=== What this task involves ===
Write out the full listing again, exactly as it stands.

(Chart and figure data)
--- Start ---
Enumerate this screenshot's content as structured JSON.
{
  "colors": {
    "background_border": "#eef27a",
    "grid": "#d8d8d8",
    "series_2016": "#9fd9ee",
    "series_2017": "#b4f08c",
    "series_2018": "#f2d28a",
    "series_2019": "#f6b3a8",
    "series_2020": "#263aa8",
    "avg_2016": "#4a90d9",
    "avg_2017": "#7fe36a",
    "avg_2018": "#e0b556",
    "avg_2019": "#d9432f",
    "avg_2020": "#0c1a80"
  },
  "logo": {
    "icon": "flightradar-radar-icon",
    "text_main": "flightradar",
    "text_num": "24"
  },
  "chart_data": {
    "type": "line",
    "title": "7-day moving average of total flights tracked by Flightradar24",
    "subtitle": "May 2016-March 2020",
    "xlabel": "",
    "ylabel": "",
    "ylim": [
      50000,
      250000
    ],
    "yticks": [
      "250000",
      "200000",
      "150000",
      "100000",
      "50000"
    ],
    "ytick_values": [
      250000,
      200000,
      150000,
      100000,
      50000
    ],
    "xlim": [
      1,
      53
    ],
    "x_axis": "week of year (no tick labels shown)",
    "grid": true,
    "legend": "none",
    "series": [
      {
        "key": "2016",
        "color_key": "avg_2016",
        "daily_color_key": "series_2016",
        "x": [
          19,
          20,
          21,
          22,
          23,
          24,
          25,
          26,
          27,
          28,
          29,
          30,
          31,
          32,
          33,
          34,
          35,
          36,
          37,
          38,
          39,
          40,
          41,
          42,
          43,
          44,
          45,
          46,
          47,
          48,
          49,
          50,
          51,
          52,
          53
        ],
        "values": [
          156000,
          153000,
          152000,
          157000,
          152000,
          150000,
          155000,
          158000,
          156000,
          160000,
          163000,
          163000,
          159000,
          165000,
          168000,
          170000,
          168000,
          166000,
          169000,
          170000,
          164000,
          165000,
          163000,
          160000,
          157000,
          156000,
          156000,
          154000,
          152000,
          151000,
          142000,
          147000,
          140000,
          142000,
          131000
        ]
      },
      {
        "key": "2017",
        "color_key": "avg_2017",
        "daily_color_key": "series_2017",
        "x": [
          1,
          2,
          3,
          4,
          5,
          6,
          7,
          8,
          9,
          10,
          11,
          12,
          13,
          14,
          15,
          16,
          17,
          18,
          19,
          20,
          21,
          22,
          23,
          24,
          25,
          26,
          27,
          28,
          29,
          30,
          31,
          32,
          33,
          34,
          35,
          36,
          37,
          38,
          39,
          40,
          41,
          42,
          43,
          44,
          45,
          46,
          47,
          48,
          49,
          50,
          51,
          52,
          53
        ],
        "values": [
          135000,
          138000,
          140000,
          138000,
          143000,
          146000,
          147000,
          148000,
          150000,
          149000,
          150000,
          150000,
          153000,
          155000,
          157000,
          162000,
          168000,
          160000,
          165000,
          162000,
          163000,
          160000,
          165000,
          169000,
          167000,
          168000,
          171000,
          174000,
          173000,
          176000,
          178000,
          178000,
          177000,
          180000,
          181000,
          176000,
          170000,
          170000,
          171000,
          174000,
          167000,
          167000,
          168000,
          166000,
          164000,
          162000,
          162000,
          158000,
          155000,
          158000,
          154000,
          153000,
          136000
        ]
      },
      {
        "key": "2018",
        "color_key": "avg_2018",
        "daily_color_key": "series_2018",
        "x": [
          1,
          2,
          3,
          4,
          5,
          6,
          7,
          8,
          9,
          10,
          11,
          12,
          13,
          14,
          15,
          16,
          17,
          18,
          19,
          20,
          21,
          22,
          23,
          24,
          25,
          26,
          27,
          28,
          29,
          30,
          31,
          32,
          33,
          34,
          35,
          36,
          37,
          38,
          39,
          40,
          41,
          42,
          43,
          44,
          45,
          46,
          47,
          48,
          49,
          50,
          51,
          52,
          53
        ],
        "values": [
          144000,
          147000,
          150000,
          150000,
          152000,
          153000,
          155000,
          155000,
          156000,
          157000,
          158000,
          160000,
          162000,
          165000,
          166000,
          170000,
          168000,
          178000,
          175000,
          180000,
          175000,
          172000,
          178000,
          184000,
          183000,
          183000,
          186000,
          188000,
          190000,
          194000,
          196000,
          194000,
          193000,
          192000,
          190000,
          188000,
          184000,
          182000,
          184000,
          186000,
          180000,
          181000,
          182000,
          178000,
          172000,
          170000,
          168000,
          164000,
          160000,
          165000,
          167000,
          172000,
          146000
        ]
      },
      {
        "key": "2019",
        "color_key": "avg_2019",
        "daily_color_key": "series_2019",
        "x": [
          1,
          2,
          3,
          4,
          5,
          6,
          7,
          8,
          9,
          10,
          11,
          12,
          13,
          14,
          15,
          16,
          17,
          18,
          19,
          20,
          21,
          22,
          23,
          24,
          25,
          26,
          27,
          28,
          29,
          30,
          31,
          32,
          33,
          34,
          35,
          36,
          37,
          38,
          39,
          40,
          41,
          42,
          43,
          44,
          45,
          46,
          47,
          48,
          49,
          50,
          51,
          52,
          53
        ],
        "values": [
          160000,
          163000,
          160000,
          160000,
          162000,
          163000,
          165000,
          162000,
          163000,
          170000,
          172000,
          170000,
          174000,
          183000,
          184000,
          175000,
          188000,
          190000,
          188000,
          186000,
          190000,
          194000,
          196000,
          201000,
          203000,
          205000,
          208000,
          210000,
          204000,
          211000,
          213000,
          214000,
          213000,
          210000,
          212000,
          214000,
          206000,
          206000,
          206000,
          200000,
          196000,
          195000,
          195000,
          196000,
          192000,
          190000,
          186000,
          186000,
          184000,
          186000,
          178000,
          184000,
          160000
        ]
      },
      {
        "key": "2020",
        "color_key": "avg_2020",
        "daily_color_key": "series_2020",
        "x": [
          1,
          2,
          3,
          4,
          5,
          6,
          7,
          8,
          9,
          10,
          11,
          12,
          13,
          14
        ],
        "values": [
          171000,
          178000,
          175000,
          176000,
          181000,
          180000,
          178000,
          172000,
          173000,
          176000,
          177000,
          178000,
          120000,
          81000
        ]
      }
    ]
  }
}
--- End ---
=== Exercise output ===
Enumerate this screenshot's content as structured JSON.
{
  "colors": {
    "background_border": "#eef27a",
    "grid": "#d8d8d8",
    "series_2016": "#9fd9ee",
    "series_2017": "#b4f08c",
    "series_2018": "#f2d28a",
    "series_2019": "#f6b3a8",
    "series_2020": "#263aa8",
    "avg_2016": "#4a90d9",
    "avg_2017": "#7fe36a",
    "avg_2018": "#e0b556",
    "avg_2019": "#d9432f",
    "avg_2020": "#0c1a80"
  },
  "logo": {
    "icon": "flightradar-radar-icon",
    "text_main": "flightradar",
    "text_num": "24"
  },
  "chart_data": {
    "type": "line",
    "title": "7-day moving average of total flights tracked by Flightradar24",
    "subtitle": "May 2016-March 2020",
    "xlabel": "",
    "ylabel": "",
    "ylim": [
      50000,
      250000
    ],
    "yticks": [
      "250000",
      "200000",
      "150000",
      "100000",
      "50000"
    ],
    "ytick_values": [
      250000,
      200000,
      150000,
      100000,
      50000
    ],
    "xlim": [
      1,
      53
    ],
    "x_axis": "week of year (no tick labels shown)",
    "grid": true,
    "legend": "none",
    "series": [
      {
        "key": "2016",
        "color_key": "avg_2016",
        "daily_color_key": "series_2016",
        "x": [
          19,
          20,
          21,
          22,
          23,
          24,
          25,
          26,
          27,
          28,
          29,
          30,
          31,
          32,
          33,
          34,
          35,
          36,
          37,
          38,
          39,
          40,
          41,
          42,
          43,
          44,
          45,
          46,
          47,
          48,
          49,
          50,
          51,
          52,
          53
        ],
        "values": [
          156000,
          153000,
          152000,
          157000,
          152000,
          150000,
          155000,
          158000,
          156000,
          160000,
          163000,
          163000,
          159000,
          165000,
          168000,
          170000,
          168000,
          166000,
          169000,
          170000,
          164000,
          165000,
          163000,
          160000,
          157000,
          156000,
          156000,
          154000,
          152000,
          151000,
          142000,
          147000,
          140000,
          142000,
          131000
        ]
      },
      {
        "key": "2017",
        "color_key": "avg_2017",
        "daily_color_key": "series_2017",
        "x": [
          1,
          2,
          3,
          4,
          5,
          6,
          7,
          8,
          9,
          10,
          11,
          12,
          13,
          14,
          15,
          16,
          17,
          18,
          19,
          20,
          21,
          22,
          23,
          24,
          25,
          26,
          27,
          28,
          29,
          30,
          31,
          32,
          33,
          34,
          35,
          36,
          37,
          38,
          39,
          40,
          41,
          42,
          43,
          44,
          45,
          46,
          47,
          48,
          49,
          50,
          51,
          52,
          53
        ],
        "values": [
          135000,
          138000,
          140000,
          138000,
          143000,
          146000,
          147000,
          148000,
          150000,
          149000,
          150000,
          150000,
          153000,
          155000,
          157000,
          162000,
          168000,
          160000,
          165000,
          162000,
          163000,
          160000,
          165000,
          169000,
          167000,
          168000,
          171000,
          174000,
          173000,
          176000,
          178000,
          178000,
          177000,
          180000,
          181000,
          176000,
          170000,
          170000,
          171000,
          174000,
          167000,
          167000,
          168000,
          166000,
          164000,
          162000,
          162000,
          158000,
          155000,
          158000,
          154000,
          153000,
          136000
        ]
      },
      {
        "key": "2018",
        "color_key": "avg_2018",
        "daily_color_key": "series_2018",
        "x": [
          1,
          2,
          3,
          4,
          5,
          6,
          7,
          8,
          9,
          10,
          11,
          12,
          13,
          14,
          15,
          16,
          17,
          18,
          19,
          20,
          21,
          22,
          23,
          24,
          25,
          26,
          27,
          28,
          29,
          30,
          31,
          32,
          33,
          34,
          35,
          36,
          37,
          38,
          39,
          40,
          41,
          42,
          43,
          44,
          45,
          46,
          47,
          48,
          49,
          50,
          51,
          52,
          53
        ],
        "values": [
          144000,
          147000,
          150000,
          150000,
          152000,
          153000,
          155000,
          155000,
          156000,
          157000,
          158000,
          160000,
          162000,
          165000,
          166000,
          170000,
          168000,
          178000,
          175000,
          180000,
          175000,
          172000,
          178000,
          184000,
          183000,
          183000,
          186000,
          188000,
          190000,
          194000,
          196000,
          194000,
          193000,
          192000,
          190000,
          188000,
          184000,
          182000,
          184000,
          186000,
          180000,
          181000,
          182000,
          178000,
          172000,
          170000,
          168000,
          164000,
          160000,
          165000,
          167000,
          172000,
          146000
        ]
      },
      {
        "key": "2019",
        "color_key": "avg_2019",
        "daily_color_key": "series_2019",
        "x": [
          1,
          2,
          3,
          4,
          5,
          6,
          7,
          8,
          9,
          10,
          11,
          12,
          13,
          14,
          15,
          16,
          17,
          18,
          19,
          20,
          21,
          22,
          23,
          24,
          25,
          26,
          27,
          28,
          29,
          30,
          31,
          32,
          33,
          34,
          35,
          36,
          37,
          38,
          39,
          40,
          41,
          42,
          43,
          44,
          45,
          46,
          47,
          48,
          49,
          50,
          51,
          52,
          53
        ],
        "values": [
          160000,
          163000,
          160000,
          160000,
          162000,
          163000,
          165000,
          162000,
          163000,
          170000,
          172000,
          170000,
          174000,
          183000,
          184000,
          175000,
          188000,
          190000,
          188000,
          186000,
          190000,
          194000,
          196000,
          201000,
          203000,
          205000,
          208000,
          210000,
          204000,
          211000,
          213000,
          214000,
          213000,
          210000,
          212000,
          214000,
          206000,
          206000,
          206000,
          200000,
          196000,
          195000,
          195000,
          196000,
          192000,
          190000,
          186000,
          186000,
          184000,
          186000,
          178000,
          184000,
          160000
        ]
      },
      {
        "key": "2020",
        "color_key": "avg_2020",
        "daily_color_key": "series_2020",
        "x": [
          1,
          2,
          3,
          4,
          5,
          6,
          7,
          8,
          9,
          10,
          11,
          12,
          13,
          14
        ],
        "values": [
          171000,
          178000,
          175000,
          176000,
          181000,
          180000,
          178000,
          172000,
          173000,
          176000,
          177000,
          178000,
          120000,
          81000
        ]
      }
    ]
  }
}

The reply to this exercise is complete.